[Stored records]
>>
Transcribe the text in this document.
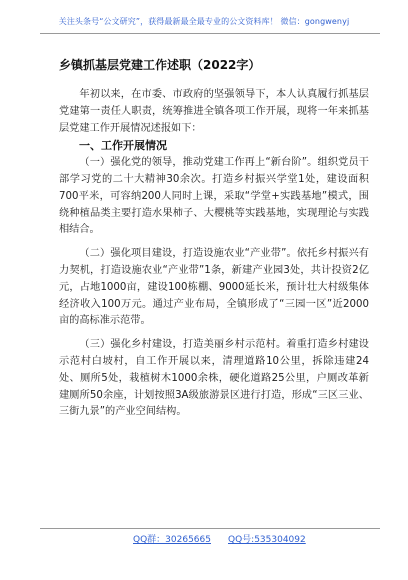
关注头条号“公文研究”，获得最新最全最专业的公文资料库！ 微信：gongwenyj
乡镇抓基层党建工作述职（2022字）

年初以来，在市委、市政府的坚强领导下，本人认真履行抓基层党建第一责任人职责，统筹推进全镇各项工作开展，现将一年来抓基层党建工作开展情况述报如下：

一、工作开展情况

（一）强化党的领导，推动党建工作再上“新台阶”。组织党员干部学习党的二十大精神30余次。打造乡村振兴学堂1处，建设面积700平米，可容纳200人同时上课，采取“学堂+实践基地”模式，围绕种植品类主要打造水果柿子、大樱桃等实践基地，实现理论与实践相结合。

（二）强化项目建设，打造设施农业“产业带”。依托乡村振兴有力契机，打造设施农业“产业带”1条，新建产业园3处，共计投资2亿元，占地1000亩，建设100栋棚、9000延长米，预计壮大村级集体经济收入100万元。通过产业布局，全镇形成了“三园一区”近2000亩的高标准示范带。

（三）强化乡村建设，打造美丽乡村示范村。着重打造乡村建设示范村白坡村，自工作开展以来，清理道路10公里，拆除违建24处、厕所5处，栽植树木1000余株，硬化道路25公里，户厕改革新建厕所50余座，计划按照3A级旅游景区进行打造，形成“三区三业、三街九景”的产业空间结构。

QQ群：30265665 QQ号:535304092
<<
### [Problem to work on]
Omit every picture while copying the listing above exactly.

### [Answer below]
Transcribe the text in this document.
关注头条号“公文研究”，获得最新最全最专业的公文资料库！ 微信：gongwenyj
乡镇抓基层党建工作述职（2022字）

年初以来，在市委、市政府的坚强领导下，本人认真履行抓基层党建第一责任人职责，统筹推进全镇各项工作开展，现将一年来抓基层党建工作开展情况述报如下：

一、工作开展情况

（一）强化党的领导，推动党建工作再上“新台阶”。组织党员干部学习党的二十大精神30余次。打造乡村振兴学堂1处，建设面积700平米，可容纳200人同时上课，采取“学堂+实践基地”模式，围绕种植品类主要打造水果柿子、大樱桃等实践基地，实现理论与实践相结合。

（二）强化项目建设，打造设施农业“产业带”。依托乡村振兴有力契机，打造设施农业“产业带”1条，新建产业园3处，共计投资2亿元，占地1000亩，建设100栋棚、9000延长米，预计壮大村级集体经济收入100万元。通过产业布局，全镇形成了“三园一区”近2000亩的高标准示范带。

（三）强化乡村建设，打造美丽乡村示范村。着重打造乡村建设示范村白坡村，自工作开展以来，清理道路10公里，拆除违建24处、厕所5处，栽植树木1000余株，硬化道路25公里，户厕改革新建厕所50余座，计划按照3A级旅游景区进行打造，形成“三区三业、三街九景”的产业空间结构。

QQ群：30265665 QQ号:535304092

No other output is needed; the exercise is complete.